[Layout annotation records]
--- start ---
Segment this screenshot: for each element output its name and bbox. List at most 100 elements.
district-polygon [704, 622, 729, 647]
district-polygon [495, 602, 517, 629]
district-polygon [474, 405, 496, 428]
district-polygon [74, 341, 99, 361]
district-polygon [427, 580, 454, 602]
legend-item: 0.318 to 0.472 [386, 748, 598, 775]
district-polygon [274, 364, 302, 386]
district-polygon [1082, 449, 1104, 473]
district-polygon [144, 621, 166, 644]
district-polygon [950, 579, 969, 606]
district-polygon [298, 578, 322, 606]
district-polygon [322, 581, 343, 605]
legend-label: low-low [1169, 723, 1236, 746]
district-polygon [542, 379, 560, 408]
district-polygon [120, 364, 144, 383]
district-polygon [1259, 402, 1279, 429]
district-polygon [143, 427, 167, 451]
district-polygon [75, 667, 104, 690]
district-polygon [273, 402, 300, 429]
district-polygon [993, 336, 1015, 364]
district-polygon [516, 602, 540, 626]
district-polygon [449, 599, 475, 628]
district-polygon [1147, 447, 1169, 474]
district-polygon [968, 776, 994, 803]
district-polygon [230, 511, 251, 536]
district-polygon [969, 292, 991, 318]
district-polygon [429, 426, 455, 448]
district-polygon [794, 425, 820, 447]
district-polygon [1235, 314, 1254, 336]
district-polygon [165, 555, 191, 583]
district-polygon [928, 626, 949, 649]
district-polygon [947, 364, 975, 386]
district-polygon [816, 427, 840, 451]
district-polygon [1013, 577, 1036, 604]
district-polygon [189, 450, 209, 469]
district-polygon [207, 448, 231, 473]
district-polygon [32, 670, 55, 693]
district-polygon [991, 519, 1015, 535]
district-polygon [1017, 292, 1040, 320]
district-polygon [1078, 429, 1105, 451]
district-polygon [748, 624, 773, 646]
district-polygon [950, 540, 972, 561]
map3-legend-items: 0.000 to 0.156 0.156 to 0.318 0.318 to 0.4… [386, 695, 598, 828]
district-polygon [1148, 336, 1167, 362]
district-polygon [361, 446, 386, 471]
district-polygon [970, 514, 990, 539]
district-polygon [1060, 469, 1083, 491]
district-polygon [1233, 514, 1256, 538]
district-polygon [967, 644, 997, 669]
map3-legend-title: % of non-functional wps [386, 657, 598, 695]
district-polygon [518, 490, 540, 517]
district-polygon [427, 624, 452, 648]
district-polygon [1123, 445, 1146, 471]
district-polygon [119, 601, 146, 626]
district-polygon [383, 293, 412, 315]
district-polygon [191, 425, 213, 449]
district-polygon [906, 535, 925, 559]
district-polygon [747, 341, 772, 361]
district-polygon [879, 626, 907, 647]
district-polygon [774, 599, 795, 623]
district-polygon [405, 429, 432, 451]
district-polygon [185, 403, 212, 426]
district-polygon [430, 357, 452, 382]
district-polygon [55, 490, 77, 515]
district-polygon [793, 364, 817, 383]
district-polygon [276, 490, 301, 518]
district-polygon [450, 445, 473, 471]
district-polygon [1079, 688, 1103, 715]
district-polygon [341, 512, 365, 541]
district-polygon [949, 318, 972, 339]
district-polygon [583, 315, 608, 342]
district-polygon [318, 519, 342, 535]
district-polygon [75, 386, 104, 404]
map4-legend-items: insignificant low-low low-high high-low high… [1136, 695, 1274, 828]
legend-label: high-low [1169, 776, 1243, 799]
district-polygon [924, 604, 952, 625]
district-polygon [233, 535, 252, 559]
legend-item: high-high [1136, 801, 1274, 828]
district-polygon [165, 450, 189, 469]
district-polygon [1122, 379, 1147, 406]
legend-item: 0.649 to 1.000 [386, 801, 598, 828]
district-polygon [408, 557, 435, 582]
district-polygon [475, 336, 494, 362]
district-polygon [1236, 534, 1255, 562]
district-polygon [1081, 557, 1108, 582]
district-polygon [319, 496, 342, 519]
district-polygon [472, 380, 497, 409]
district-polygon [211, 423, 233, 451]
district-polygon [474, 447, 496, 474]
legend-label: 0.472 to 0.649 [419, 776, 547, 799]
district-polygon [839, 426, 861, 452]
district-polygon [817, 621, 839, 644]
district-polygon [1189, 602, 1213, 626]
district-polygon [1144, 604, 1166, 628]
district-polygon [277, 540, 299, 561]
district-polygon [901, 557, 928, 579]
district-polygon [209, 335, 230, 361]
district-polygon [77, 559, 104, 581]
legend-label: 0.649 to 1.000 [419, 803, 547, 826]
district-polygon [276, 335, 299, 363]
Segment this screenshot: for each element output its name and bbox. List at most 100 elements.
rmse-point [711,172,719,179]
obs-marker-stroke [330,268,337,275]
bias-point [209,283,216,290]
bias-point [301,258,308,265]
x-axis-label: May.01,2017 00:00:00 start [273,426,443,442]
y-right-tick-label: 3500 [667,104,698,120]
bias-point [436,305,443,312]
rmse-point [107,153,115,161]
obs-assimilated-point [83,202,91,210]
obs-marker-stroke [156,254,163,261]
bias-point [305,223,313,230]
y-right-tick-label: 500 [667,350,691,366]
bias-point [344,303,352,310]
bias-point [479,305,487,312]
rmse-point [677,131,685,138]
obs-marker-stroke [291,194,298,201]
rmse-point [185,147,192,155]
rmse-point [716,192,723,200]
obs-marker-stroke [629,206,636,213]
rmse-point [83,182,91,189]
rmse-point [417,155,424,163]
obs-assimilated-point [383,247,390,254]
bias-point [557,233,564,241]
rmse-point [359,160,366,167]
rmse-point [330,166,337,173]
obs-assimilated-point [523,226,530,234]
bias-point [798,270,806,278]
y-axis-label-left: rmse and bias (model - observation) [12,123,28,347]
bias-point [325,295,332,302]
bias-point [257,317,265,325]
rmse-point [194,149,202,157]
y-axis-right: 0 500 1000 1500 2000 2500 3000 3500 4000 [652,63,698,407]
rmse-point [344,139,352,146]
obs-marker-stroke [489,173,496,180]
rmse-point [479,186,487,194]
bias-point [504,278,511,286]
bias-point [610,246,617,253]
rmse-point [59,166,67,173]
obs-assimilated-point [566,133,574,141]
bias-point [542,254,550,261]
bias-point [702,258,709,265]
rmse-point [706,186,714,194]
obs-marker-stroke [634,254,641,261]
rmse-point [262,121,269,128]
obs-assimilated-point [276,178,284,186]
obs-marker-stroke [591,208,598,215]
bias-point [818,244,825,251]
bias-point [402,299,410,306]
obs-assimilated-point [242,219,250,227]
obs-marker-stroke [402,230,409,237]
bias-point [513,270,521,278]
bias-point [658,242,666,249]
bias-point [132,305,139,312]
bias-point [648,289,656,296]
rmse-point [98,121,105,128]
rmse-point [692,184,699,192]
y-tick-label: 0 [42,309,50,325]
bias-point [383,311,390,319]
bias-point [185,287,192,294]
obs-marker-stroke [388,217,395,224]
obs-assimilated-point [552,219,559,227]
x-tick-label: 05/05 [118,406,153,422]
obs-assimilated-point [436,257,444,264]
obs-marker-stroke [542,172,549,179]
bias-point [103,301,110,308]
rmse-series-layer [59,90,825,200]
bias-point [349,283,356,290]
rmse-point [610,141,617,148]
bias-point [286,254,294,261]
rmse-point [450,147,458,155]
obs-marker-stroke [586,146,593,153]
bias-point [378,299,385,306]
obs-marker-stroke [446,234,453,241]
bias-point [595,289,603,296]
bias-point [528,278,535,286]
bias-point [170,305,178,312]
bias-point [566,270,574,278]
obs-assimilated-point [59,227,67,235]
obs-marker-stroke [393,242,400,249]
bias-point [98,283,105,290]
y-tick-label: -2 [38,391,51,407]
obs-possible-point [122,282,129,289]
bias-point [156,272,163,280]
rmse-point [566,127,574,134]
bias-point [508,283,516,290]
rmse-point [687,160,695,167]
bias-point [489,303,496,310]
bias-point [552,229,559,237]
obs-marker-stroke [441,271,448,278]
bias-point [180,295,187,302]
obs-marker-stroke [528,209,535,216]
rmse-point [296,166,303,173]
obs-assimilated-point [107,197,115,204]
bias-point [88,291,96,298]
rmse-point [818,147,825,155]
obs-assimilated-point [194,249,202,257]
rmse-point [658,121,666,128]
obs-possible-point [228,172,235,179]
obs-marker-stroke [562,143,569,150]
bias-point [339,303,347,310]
--- end ---
» DO THIS
Reproduce the records above word for word, starting at their first line and stopping after the line that contains "district-polygon [144, 621, 166, 644]".

» FINISHED TASK
Segment this screenshot: for each element output its name and bbox. List at most 100 elements.
district-polygon [704, 622, 729, 647]
district-polygon [495, 602, 517, 629]
district-polygon [474, 405, 496, 428]
district-polygon [74, 341, 99, 361]
district-polygon [427, 580, 454, 602]
legend-item: 0.318 to 0.472 [386, 748, 598, 775]
district-polygon [274, 364, 302, 386]
district-polygon [1082, 449, 1104, 473]
district-polygon [144, 621, 166, 644]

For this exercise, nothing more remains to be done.